Compared with the SCV scheme, the overall development effect of the EVR scheme is better. Firstly, the oil recovery degree showed an exponential increase, forming a large difference from that of the SCV scheme. By the end of the binary flooding, the oil recovery rate reached 58.54%, which was 28.63% higher compared with the water flooding, and 9.91% higher compared with the SCV scheme; Secondly, the overall water content is lower than that of SCV scheme, with a decrease of 10.59%, indicating that the EVR scheme has a better water control effect. In addition, there are also differences in the development effects of the two displacement stages of the EVR scheme. When the high-index, highly concentrated, strongly emulsified agent enters the microscopic pore space of the reservoir, it will form a high resistance area in the large pore throat on the mainstream line of the water flooding, lowering the flow of the displacement fluid in the dominant seepage channel, reducing water channeling and improving the oil displacement efficiency of the large pore throats, which has a limited contribution to the recovery enhancement due to the small amount of remaining oil in the large pore throats. As a result, the EOR at this stage is smaller and the reduction in water content is lower. When the molecular weight and viscosity are lowered, the low molecular weight and low-density agent mainly produce the low-permeability layer. By the reconstruction of the pressure field and the redistribution of seepage paths of chemical micelles with different sizes, the oil production rule shows a trend of shifting from large pore throats to small pore throats. The lower production limit is greatly reduced after the viscosity reduction, which expands the sweep volume of small pore throats and realizes the step-wise oil production of different scales of pore throats. Since the remaining oil in the small pore throats was largely basically un-replaced, the contribution degree of recovery was greater. Therefore, the magnitude of the increase in recovery rate and the reduction in water content are both more significant in the low-viscosity stage (Figure 4).
The injection pressure difference between the two ends of the core samples during oil displacement can reflect the seepage capacity at different stages. The increase in the injection pressure difference indicates that the seepage resistance increases, the seepage capacity of the dominant channel decreases, and the injected solution will flow toward the smaller pore space, which is conducive to the displacement of the remaining oil in the small pore throats, improving the recovery rate of the reservoir and reducing the water content. From the injection pressure difference curves of the small conglomerate sample (Figure 5), it can be seen that the pressure curves of the two schemes of SCV and EVR in the water flooding stage remain basically the same, indicating that the seepage capacity of the solution does not change and the oil production degree in the pore throat remains the same. When entering the SP binary flooding stage, for the SCV scheme, the injection pressure difference shows a continuous increase because the large molecular weight polymer will form a high resistance area in the large pore throats on the mainstream of the water flooding, reducing the flow of the agent in the dominant percolation channel and increasing the percolation resistance, causing the binary system to percolate more into the small pore throats, which in turn requires overcoming a larger capillary force. As for the EVR scheme, due to the fact that that the concentration and viscosity of the binary solution in the high-viscosity stage are higher than that of the SCV scheme, when the binary system enters the microscopic pore structure, it will form a higher resistance area in the large pore throats in the mainstream line of water flooding, and the seepage capacity of the dominant channel is reduced to a larger extent; therefore, the injection pressure difference is higher than that of the SCV scheme, and shows a substantial increase in trend. When the molecular weight and viscosity are reduced, the injection pressure difference gradually decreases through the pressure field reconstruction and the seepage paths redistribution, and the low molecular weight and low-density agent can flow toward the large pore throats as well as the small–medium pore throats where seepage channels have been formed. However, for the SP binary flooding stage, the overall injection pressure difference in the EVR scheme is higher than that of the SCV scheme.

SUPPLIED DATA:
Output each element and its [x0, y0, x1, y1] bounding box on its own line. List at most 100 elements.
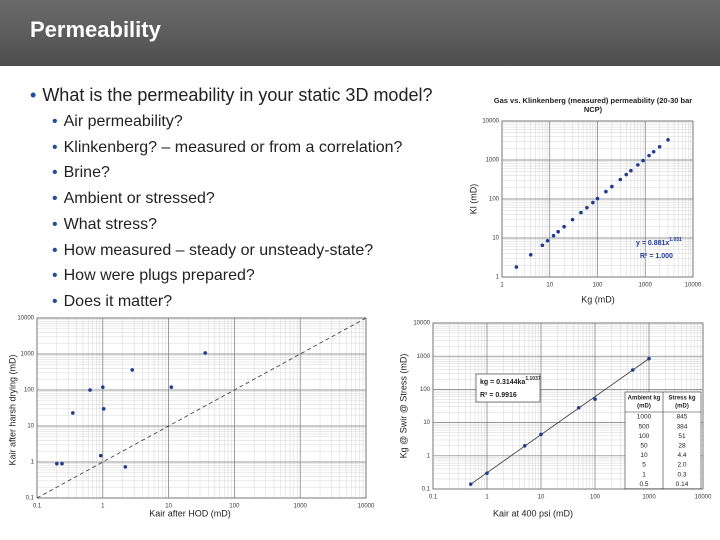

AIM:
Answer these from the passage comparing the SCV and EVR schemes:
(a) What oil recovery rate did the EVR scheme reach by the end of the binary flooding?
(b) By how much was the overall water content of the EVR scheme lower than that of the SCV scheme?
(c) How did the injection pressure curves of the two schemes compare in the water flooding stage?

SOLUTION FOR THIS TASK:
(a) 58.54%
(b) 10.59%
(c) They remained basically the same.